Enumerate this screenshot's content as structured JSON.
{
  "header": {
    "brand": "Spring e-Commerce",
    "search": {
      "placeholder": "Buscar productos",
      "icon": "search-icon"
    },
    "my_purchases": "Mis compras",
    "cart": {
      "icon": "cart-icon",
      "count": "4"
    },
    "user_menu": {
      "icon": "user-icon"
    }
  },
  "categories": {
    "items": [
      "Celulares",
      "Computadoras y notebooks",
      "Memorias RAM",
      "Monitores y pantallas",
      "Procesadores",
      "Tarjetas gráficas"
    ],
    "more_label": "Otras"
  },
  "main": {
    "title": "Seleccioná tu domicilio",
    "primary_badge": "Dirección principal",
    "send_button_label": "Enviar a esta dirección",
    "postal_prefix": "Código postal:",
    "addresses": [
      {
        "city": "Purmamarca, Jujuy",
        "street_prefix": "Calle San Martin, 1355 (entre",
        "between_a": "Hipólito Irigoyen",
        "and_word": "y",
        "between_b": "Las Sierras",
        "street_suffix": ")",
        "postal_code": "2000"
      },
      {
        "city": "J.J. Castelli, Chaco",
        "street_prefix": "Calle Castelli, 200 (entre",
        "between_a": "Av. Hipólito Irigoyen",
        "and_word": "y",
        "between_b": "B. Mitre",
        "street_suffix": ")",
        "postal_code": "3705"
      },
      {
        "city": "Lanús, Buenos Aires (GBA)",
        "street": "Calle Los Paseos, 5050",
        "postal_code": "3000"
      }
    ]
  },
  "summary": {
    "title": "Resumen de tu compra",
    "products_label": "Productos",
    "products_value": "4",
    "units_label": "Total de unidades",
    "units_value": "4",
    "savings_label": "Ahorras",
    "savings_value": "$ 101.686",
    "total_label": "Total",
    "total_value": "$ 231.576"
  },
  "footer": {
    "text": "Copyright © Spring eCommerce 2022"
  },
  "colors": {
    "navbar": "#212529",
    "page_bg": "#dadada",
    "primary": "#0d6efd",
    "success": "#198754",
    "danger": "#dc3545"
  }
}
···
# Given problem:
Copy all the records above exactly, missing none.

# Task result:
Enumerate this screenshot's content as structured JSON.
{
  "header": {
    "brand": "Spring e-Commerce",
    "search": {
      "placeholder": "Buscar productos",
      "icon": "search-icon"
    },
    "my_purchases": "Mis compras",
    "cart": {
      "icon": "cart-icon",
      "count": "4"
    },
    "user_menu": {
      "icon": "user-icon"
    }
  },
  "categories": {
    "items": [
      "Celulares",
      "Computadoras y notebooks",
      "Memorias RAM",
      "Monitores y pantallas",
      "Procesadores",
      "Tarjetas gráficas"
    ],
    "more_label": "Otras"
  },
  "main": {
    "title": "Seleccioná tu domicilio",
    "primary_badge": "Dirección principal",
    "send_button_label": "Enviar a esta dirección",
    "postal_prefix": "Código postal:",
    "addresses": [
      {
        "city": "Purmamarca, Jujuy",
        "street_prefix": "Calle San Martin, 1355 (entre",
        "between_a": "Hipólito Irigoyen",
        "and_word": "y",
        "between_b": "Las Sierras",
        "street_suffix": ")",
        "postal_code": "2000"
      },
      {
        "city": "J.J. Castelli, Chaco",
        "street_prefix": "Calle Castelli, 200 (entre",
        "between_a": "Av. Hipólito Irigoyen",
        "and_word": "y",
        "between_b": "B. Mitre",
        "street_suffix": ")",
        "postal_code": "3705"
      },
      {
        "city": "Lanús, Buenos Aires (GBA)",
        "street": "Calle Los Paseos, 5050",
        "postal_code": "3000"
      }
    ]
  },
  "summary": {
    "title": "Resumen de tu compra",
    "products_label": "Productos",
    "products_value": "4",
    "units_label": "Total de unidades",
    "units_value": "4",
    "savings_label": "Ahorras",
    "savings_value": "$ 101.686",
    "total_label": "Total",
    "total_value": "$ 231.576"
  },
  "footer": {
    "text": "Copyright © Spring eCommerce 2022"
  },
  "colors": {
    "navbar": "#212529",
    "page_bg": "#dadada",
    "primary": "#0d6efd",
    "success": "#198754",
    "danger": "#dc3545"
  }
}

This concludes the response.